___ RECORD SET
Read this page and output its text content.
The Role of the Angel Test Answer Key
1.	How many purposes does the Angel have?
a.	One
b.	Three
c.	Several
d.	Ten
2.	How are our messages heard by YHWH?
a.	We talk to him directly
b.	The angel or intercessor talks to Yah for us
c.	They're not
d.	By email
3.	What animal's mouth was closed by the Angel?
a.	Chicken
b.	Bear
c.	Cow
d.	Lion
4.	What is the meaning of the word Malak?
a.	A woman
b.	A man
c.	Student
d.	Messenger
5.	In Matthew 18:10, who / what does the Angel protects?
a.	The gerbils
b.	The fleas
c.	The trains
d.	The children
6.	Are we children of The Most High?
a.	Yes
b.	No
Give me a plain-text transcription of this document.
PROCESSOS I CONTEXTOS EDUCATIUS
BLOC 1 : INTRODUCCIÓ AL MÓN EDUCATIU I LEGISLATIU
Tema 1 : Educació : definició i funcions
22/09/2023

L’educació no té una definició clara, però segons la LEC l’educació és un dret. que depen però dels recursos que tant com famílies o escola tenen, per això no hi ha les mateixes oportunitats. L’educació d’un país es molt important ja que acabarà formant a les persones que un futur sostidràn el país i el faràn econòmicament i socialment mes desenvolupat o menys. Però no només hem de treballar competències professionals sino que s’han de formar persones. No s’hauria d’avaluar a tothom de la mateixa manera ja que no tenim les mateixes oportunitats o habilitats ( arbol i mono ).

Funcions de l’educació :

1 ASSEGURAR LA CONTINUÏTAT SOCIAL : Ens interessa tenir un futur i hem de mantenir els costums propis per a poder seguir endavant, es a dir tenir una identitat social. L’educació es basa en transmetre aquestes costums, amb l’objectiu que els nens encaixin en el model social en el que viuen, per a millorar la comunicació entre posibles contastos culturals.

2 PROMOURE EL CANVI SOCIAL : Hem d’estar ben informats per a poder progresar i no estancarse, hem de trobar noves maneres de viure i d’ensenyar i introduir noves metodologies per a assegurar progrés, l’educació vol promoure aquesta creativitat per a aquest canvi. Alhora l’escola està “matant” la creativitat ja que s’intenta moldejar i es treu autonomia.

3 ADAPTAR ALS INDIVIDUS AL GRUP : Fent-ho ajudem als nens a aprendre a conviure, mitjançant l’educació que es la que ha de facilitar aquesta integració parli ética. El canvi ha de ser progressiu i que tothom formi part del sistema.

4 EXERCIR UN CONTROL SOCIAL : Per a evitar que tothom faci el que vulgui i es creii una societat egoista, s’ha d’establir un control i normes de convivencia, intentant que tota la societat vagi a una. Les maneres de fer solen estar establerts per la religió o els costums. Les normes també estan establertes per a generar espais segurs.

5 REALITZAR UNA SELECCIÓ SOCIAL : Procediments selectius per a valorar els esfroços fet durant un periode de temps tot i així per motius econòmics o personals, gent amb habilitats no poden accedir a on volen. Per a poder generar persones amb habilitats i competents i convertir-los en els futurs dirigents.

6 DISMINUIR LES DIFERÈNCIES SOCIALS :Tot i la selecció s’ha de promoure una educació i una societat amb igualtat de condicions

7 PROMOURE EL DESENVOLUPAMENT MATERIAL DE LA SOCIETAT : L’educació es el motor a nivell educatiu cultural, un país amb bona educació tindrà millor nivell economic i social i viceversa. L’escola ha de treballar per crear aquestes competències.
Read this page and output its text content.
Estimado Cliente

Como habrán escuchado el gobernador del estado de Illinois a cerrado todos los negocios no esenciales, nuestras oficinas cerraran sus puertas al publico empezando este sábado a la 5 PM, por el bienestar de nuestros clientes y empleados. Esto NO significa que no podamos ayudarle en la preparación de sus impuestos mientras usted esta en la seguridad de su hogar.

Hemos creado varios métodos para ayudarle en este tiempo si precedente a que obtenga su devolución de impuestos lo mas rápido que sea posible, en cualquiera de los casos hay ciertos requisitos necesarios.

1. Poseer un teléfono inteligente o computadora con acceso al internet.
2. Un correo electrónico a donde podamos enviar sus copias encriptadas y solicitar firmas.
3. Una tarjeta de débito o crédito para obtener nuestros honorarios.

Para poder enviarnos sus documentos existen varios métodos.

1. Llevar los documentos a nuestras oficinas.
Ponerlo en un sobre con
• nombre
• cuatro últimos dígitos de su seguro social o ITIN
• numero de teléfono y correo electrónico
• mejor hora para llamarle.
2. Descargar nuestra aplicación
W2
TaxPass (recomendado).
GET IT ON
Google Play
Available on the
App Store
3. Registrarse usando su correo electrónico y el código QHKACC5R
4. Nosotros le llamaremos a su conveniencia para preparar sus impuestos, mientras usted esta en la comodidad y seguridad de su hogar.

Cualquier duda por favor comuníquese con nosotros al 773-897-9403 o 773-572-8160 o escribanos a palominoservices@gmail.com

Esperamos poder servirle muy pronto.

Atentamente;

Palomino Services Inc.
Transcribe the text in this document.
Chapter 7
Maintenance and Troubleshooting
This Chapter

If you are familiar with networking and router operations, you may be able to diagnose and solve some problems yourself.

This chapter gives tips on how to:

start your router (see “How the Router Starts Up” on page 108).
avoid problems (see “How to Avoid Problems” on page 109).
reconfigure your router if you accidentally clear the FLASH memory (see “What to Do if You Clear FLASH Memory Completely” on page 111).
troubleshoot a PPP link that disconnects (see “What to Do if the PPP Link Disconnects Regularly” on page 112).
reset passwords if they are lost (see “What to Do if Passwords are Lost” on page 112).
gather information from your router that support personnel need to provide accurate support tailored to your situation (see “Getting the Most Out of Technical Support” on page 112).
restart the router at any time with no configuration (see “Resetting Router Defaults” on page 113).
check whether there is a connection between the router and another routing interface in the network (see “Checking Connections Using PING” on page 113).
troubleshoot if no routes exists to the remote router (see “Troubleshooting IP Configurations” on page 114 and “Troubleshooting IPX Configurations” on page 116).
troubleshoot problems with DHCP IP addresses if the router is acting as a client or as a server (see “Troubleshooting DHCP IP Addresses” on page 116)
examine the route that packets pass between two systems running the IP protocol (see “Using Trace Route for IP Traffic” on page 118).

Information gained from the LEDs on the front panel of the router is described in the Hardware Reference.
______
SET EXERCISE> Extract every line above exactly as it stands.

EXERCISE ANSWER>
Read this page and output its text content.
The Role of the Angel Test Answer Key
1.	How many purposes does the Angel have?
a.	One
b.	Three
c.	Several
d.	Ten
2.	How are our messages heard by YHWH?
a.	We talk to him directly
b.	The angel or intercessor talks to Yah for us
c.	They're not
d.	By email
3.	What animal's mouth was closed by the Angel?
a.	Chicken
b.	Bear
c.	Cow
d.	Lion
4.	What is the meaning of the word Malak?
a.	A woman
b.	A man
c.	Student
d.	Messenger
5.	In Matthew 18:10, who / what does the Angel protects?
a.	The gerbils
b.	The fleas
c.	The trains
d.	The children
6.	Are we children of The Most High?
a.	Yes
b.	No
Give me a plain-text transcription of this document.
PROCESSOS I CONTEXTOS EDUCATIUS
BLOC 1 : INTRODUCCIÓ AL MÓN EDUCATIU I LEGISLATIU
Tema 1 : Educació : definició i funcions
22/09/2023

L’educació no té una definició clara, però segons la LEC l’educació és un dret. que depen però dels recursos que tant com famílies o escola tenen, per això no hi ha les mateixes oportunitats. L’educació d’un país es molt important ja que acabarà formant a les persones que un futur sostidràn el país i el faràn econòmicament i socialment mes desenvolupat o menys. Però no només hem de treballar competències professionals sino que s’han de formar persones. No s’hauria d’avaluar a tothom de la mateixa manera ja que no tenim les mateixes oportunitats o habilitats ( arbol i mono ).

Funcions de l’educació :

1 ASSEGURAR LA CONTINUÏTAT SOCIAL : Ens interessa tenir un futur i hem de mantenir els costums propis per a poder seguir endavant, es a dir tenir una identitat social. L’educació es basa en transmetre aquestes costums, amb l’objectiu que els nens encaixin en el model social en el que viuen, per a millorar la comunicació entre posibles contastos culturals.

2 PROMOURE EL CANVI SOCIAL : Hem d’estar ben informats per a poder progresar i no estancarse, hem de trobar noves maneres de viure i d’ensenyar i introduir noves metodologies per a assegurar progrés, l’educació vol promoure aquesta creativitat per a aquest canvi. Alhora l’escola està “matant” la creativitat ja que s’intenta moldejar i es treu autonomia.

3 ADAPTAR ALS INDIVIDUS AL GRUP : Fent-ho ajudem als nens a aprendre a conviure, mitjançant l’educació que es la que ha de facilitar aquesta integració parli ética. El canvi ha de ser progressiu i que tothom formi part del sistema.

4 EXERCIR UN CONTROL SOCIAL : Per a evitar que tothom faci el que vulgui i es creii una societat egoista, s’ha d’establir un control i normes de convivencia, intentant que tota la societat vagi a una. Les maneres de fer solen estar establerts per la religió o els costums. Les normes també estan establertes per a generar espais segurs.

5 REALITZAR UNA SELECCIÓ SOCIAL : Procediments selectius per a valorar els esfroços fet durant un periode de temps tot i així per motius econòmics o personals, gent amb habilitats no poden accedir a on volen. Per a poder generar persones amb habilitats i competents i convertir-los en els futurs dirigents.

6 DISMINUIR LES DIFERÈNCIES SOCIALS :Tot i la selecció s’ha de promoure una educació i una societat amb igualtat de condicions

7 PROMOURE EL DESENVOLUPAMENT MATERIAL DE LA SOCIETAT : L’educació es el motor a nivell educatiu cultural, un país amb bona educació tindrà millor nivell economic i social i viceversa. L’escola ha de treballar per crear aquestes competències.
Read this page and output its text content.
Estimado Cliente

Como habrán escuchado el gobernador del estado de Illinois a cerrado todos los negocios no esenciales, nuestras oficinas cerraran sus puertas al publico empezando este sábado a la 5 PM, por el bienestar de nuestros clientes y empleados. Esto NO significa que no podamos ayudarle en la preparación de sus impuestos mientras usted esta en la seguridad de su hogar.

Hemos creado varios métodos para ayudarle en este tiempo si precedente a que obtenga su devolución de impuestos lo mas rápido que sea posible, en cualquiera de los casos hay ciertos requisitos necesarios.

1. Poseer un teléfono inteligente o computadora con acceso al internet.
2. Un correo electrónico a donde podamos enviar sus copias encriptadas y solicitar firmas.
3. Una tarjeta de débito o crédito para obtener nuestros honorarios.

Para poder enviarnos sus documentos existen varios métodos.

1. Llevar los documentos a nuestras oficinas.
Ponerlo en un sobre con
• nombre
• cuatro últimos dígitos de su seguro social o ITIN
• numero de teléfono y correo electrónico
• mejor hora para llamarle.
2. Descargar nuestra aplicación
W2
TaxPass (recomendado).
GET IT ON
Google Play
Available on the
App Store
3. Registrarse usando su correo electrónico y el código QHKACC5R
4. Nosotros le llamaremos a su conveniencia para preparar sus impuestos, mientras usted esta en la comodidad y seguridad de su hogar.

Cualquier duda por favor comuníquese con nosotros al 773-897-9403 o 773-572-8160 o escribanos a palominoservices@gmail.com

Esperamos poder servirle muy pronto.

Atentamente;

Palomino Services Inc.
Transcribe the text in this document.
Chapter 7
Maintenance and Troubleshooting
This Chapter

If you are familiar with networking and router operations, you may be able to diagnose and solve some problems yourself.

This chapter gives tips on how to:

start your router (see “How the Router Starts Up” on page 108).
avoid problems (see “How to Avoid Problems” on page 109).
reconfigure your router if you accidentally clear the FLASH memory (see “What to Do if You Clear FLASH Memory Completely” on page 111).
troubleshoot a PPP link that disconnects (see “What to Do if the PPP Link Disconnects Regularly” on page 112).
reset passwords if they are lost (see “What to Do if Passwords are Lost” on page 112).
gather information from your router that support personnel need to provide accurate support tailored to your situation (see “Getting the Most Out of Technical Support” on page 112).
restart the router at any time with no configuration (see “Resetting Router Defaults” on page 113).
check whether there is a connection between the router and another routing interface in the network (see “Checking Connections Using PING” on page 113).
troubleshoot if no routes exists to the remote router (see “Troubleshooting IP Configurations” on page 114 and “Troubleshooting IPX Configurations” on page 116).
troubleshoot problems with DHCP IP addresses if the router is acting as a client or as a server (see “Troubleshooting DHCP IP Addresses” on page 116)
examine the route that packets pass between two systems running the IP protocol (see “Using Trace Route for IP Traffic” on page 118).

Information gained from the LEDs on the front panel of the router is described in the Hardware Reference.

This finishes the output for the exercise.